• _The exercise_:
Give the data below again exactly as it stands. Omit the pictures.

• _Record list_:
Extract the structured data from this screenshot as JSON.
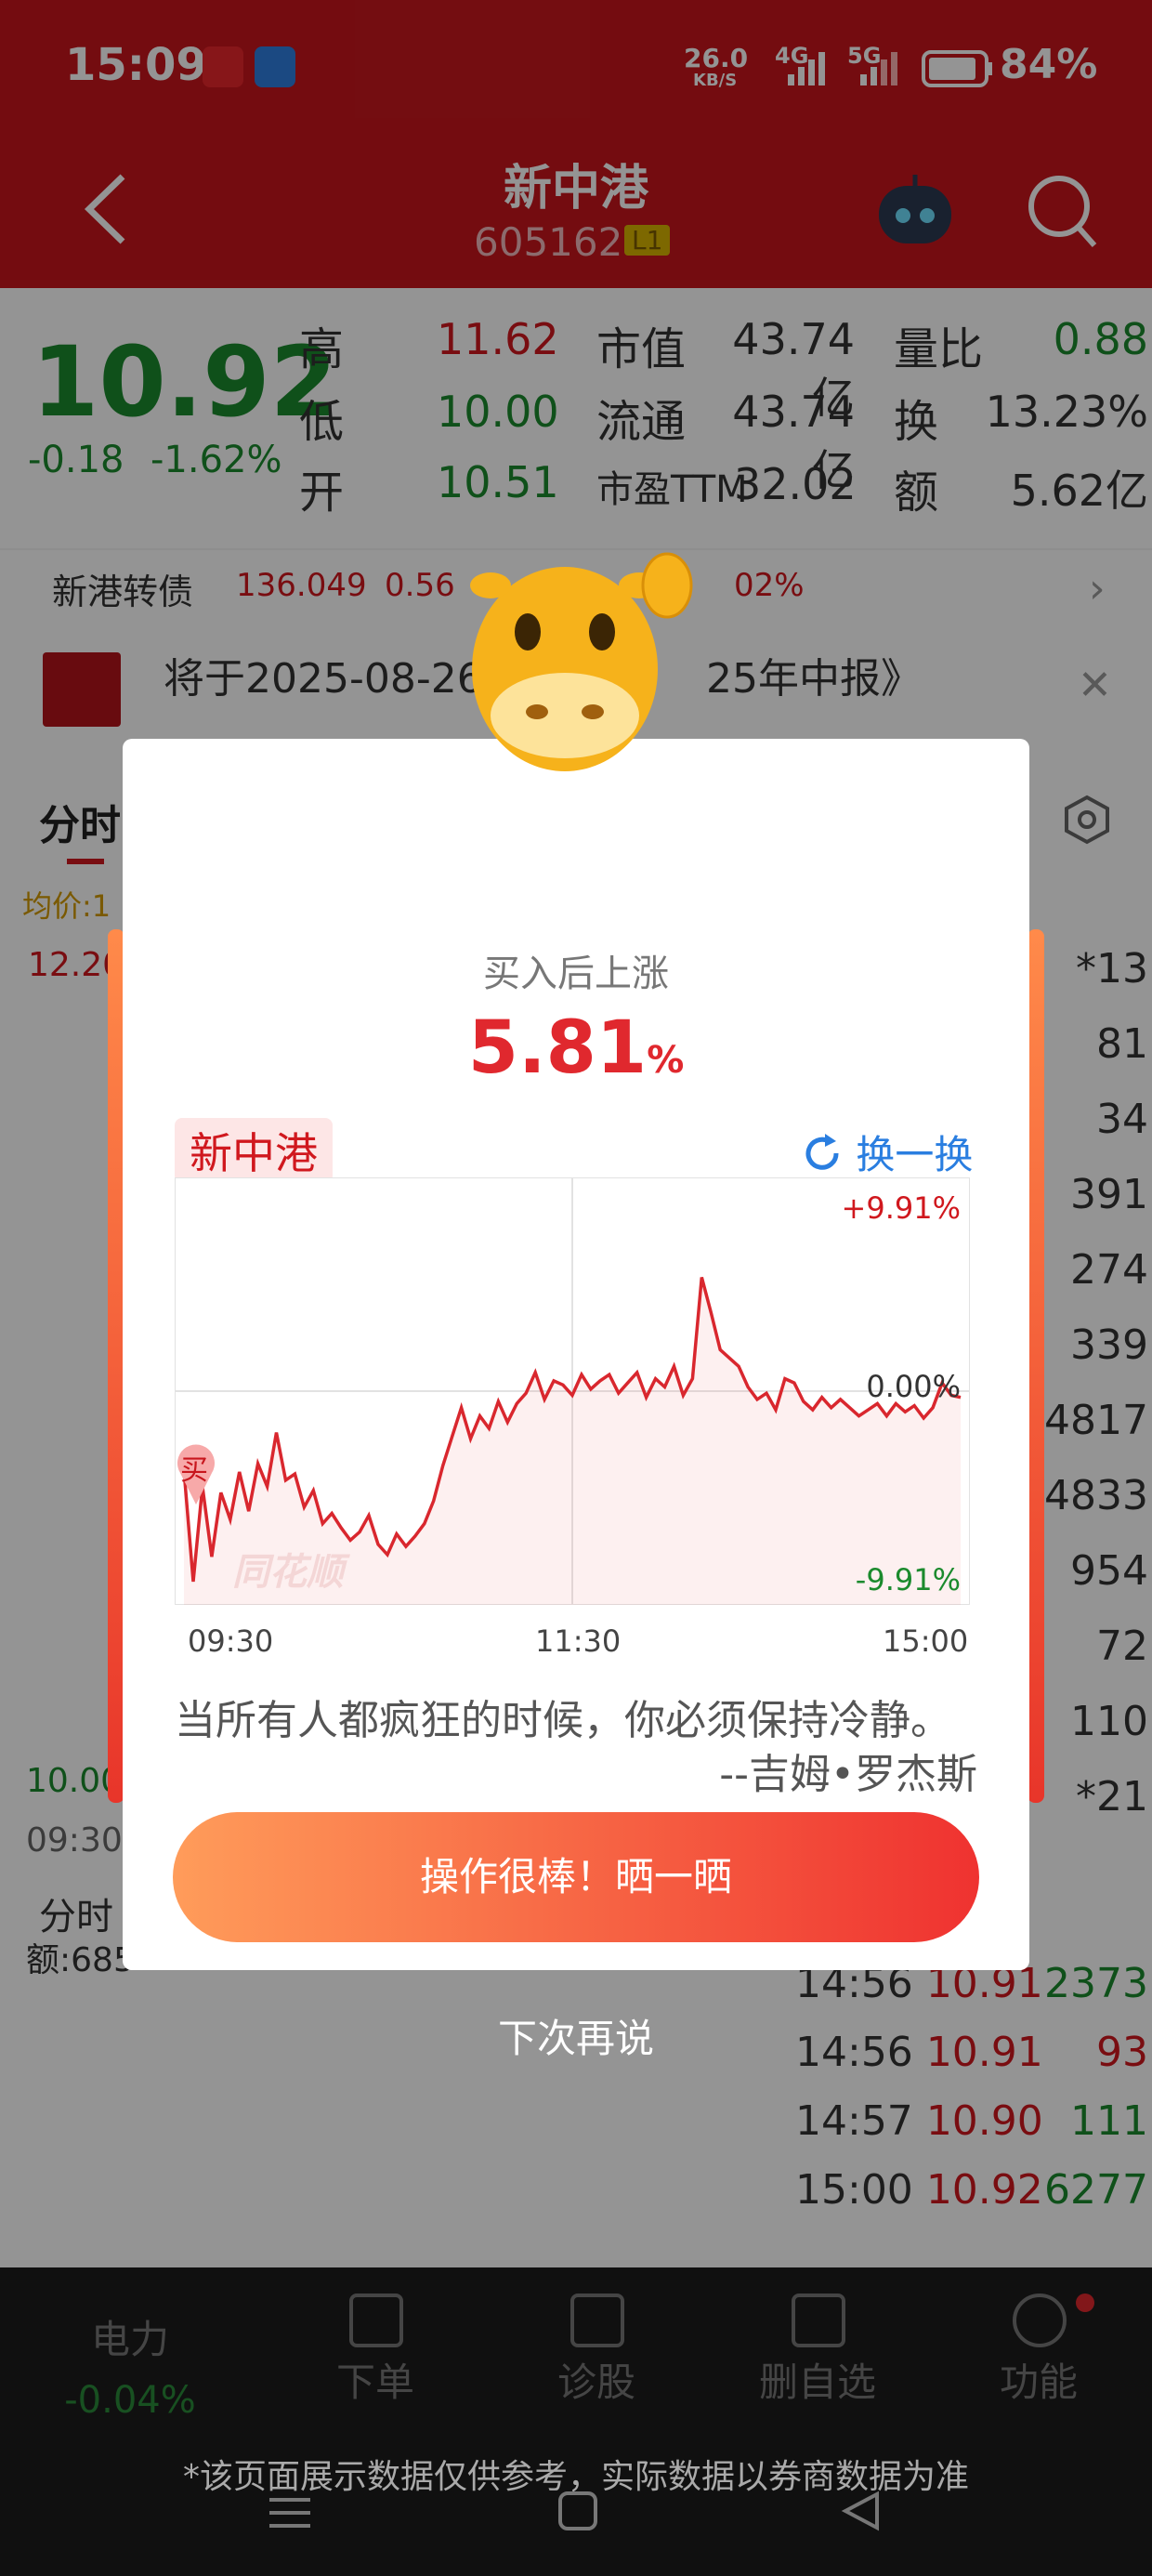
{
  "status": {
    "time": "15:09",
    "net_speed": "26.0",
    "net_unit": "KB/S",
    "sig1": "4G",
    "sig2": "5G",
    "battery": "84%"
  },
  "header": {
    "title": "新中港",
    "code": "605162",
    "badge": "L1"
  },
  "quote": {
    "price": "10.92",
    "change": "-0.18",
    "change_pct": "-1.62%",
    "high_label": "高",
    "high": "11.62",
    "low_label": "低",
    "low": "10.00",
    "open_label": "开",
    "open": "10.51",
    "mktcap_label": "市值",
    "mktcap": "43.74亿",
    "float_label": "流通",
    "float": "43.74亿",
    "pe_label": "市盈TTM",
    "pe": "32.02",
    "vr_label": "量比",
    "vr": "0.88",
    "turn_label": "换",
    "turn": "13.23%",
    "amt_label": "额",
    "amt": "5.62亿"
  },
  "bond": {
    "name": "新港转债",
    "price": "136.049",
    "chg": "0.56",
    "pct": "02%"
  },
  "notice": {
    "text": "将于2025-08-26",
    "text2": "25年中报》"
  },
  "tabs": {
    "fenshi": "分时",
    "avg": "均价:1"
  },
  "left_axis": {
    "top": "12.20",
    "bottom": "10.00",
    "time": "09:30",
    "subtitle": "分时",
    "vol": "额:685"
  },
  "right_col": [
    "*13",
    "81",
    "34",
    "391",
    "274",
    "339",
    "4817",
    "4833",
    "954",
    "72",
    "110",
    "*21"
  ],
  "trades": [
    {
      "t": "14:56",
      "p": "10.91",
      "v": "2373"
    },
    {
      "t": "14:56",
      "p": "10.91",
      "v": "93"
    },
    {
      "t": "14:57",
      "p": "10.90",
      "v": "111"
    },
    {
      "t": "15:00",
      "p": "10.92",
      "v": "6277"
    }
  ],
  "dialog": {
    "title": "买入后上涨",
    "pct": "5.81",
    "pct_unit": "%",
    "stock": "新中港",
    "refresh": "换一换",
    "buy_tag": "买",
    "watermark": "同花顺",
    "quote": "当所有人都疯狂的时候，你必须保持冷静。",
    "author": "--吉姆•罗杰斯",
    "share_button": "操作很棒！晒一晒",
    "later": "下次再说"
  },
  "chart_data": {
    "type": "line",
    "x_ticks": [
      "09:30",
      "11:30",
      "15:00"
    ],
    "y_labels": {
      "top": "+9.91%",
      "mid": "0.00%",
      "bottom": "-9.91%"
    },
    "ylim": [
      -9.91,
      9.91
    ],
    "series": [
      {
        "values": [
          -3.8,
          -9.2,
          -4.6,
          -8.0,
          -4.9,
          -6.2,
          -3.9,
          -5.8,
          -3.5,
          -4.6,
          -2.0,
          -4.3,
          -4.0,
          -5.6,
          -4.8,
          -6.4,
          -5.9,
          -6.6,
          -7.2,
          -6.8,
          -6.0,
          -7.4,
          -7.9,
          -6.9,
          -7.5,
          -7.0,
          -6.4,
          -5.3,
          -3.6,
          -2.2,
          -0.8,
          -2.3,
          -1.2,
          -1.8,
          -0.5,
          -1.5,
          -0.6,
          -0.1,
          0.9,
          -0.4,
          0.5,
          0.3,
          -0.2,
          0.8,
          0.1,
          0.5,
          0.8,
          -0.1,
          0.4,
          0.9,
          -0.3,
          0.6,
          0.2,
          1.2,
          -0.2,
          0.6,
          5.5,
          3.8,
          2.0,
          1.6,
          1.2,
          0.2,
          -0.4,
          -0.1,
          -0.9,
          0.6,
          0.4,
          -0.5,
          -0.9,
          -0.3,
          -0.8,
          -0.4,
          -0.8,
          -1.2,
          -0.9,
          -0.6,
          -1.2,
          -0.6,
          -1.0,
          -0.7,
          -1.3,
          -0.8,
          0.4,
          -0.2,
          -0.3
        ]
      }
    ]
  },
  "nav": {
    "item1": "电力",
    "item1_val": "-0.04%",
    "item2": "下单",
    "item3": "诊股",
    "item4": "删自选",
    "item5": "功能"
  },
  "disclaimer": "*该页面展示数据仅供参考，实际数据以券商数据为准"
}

• _Expected answer_:
Extract the structured data from this screenshot as JSON.
{
  "status": {
    "time": "15:09",
    "net_speed": "26.0",
    "net_unit": "KB/S",
    "sig1": "4G",
    "sig2": "5G",
    "battery": "84%"
  },
  "header": {
    "title": "新中港",
    "code": "605162",
    "badge": "L1"
  },
  "quote": {
    "price": "10.92",
    "change": "-0.18",
    "change_pct": "-1.62%",
    "high_label": "高",
    "high": "11.62",
    "low_label": "低",
    "low": "10.00",
    "open_label": "开",
    "open": "10.51",
    "mktcap_label": "市值",
    "mktcap": "43.74亿",
    "float_label": "流通",
    "float": "43.74亿",
    "pe_label": "市盈TTM",
    "pe": "32.02",
    "vr_label": "量比",
    "vr": "0.88",
    "turn_label": "换",
    "turn": "13.23%",
    "amt_label": "额",
    "amt": "5.62亿"
  },
  "bond": {
    "name": "新港转债",
    "price": "136.049",
    "chg": "0.56",
    "pct": "02%"
  },
  "notice": {
    "text": "将于2025-08-26",
    "text2": "25年中报》"
  },
  "tabs": {
    "fenshi": "分时",
    "avg": "均价:1"
  },
  "left_axis": {
    "top": "12.20",
    "bottom": "10.00",
    "time": "09:30",
    "subtitle": "分时",
    "vol": "额:685"
  },
  "right_col": [
    "*13",
    "81",
    "34",
    "391",
    "274",
    "339",
    "4817",
    "4833",
    "954",
    "72",
    "110",
    "*21"
  ],
  "trades": [
    {
      "t": "14:56",
      "p": "10.91",
      "v": "2373"
    },
    {
      "t": "14:56",
      "p": "10.91",
      "v": "93"
    },
    {
      "t": "14:57",
      "p": "10.90",
      "v": "111"
    },
    {
      "t": "15:00",
      "p": "10.92",
      "v": "6277"
    }
  ],
  "dialog": {
    "title": "买入后上涨",
    "pct": "5.81",
    "pct_unit": "%",
    "stock": "新中港",
    "refresh": "换一换",
    "buy_tag": "买",
    "watermark": "同花顺",
    "quote": "当所有人都疯狂的时候，你必须保持冷静。",
    "author": "--吉姆•罗杰斯",
    "share_button": "操作很棒！晒一晒",
    "later": "下次再说"
  },
  "chart_data": {
    "type": "line",
    "x_ticks": [
      "09:30",
      "11:30",
      "15:00"
    ],
    "y_labels": {
      "top": "+9.91%",
      "mid": "0.00%",
      "bottom": "-9.91%"
    },
    "ylim": [
      -9.91,
      9.91
    ],
    "series": [
      {
        "values": [
          -3.8,
          -9.2,
          -4.6,
          -8.0,
          -4.9,
          -6.2,
          -3.9,
          -5.8,
          -3.5,
          -4.6,
          -2.0,
          -4.3,
          -4.0,
          -5.6,
          -4.8,
          -6.4,
          -5.9,
          -6.6,
          -7.2,
          -6.8,
          -6.0,
          -7.4,
          -7.9,
          -6.9,
          -7.5,
          -7.0,
          -6.4,
          -5.3,
          -3.6,
          -2.2,
          -0.8,
          -2.3,
          -1.2,
          -1.8,
          -0.5,
          -1.5,
          -0.6,
          -0.1,
          0.9,
          -0.4,
          0.5,
          0.3,
          -0.2,
          0.8,
          0.1,
          0.5,
          0.8,
          -0.1,
          0.4,
          0.9,
          -0.3,
          0.6,
          0.2,
          1.2,
          -0.2,
          0.6,
          5.5,
          3.8,
          2.0,
          1.6,
          1.2,
          0.2,
          -0.4,
          -0.1,
          -0.9,
          0.6,
          0.4,
          -0.5,
          -0.9,
          -0.3,
          -0.8,
          -0.4,
          -0.8,
          -1.2,
          -0.9,
          -0.6,
          -1.2,
          -0.6,
          -1.0,
          -0.7,
          -1.3,
          -0.8,
          0.4,
          -0.2,
          -0.3
        ]
      }
    ]
  },
  "nav": {
    "item1": "电力",
    "item1_val": "-0.04%",
    "item2": "下单",
    "item3": "诊股",
    "item4": "删自选",
    "item5": "功能"
  },
  "disclaimer": "*该页面展示数据仅供参考，实际数据以券商数据为准"
}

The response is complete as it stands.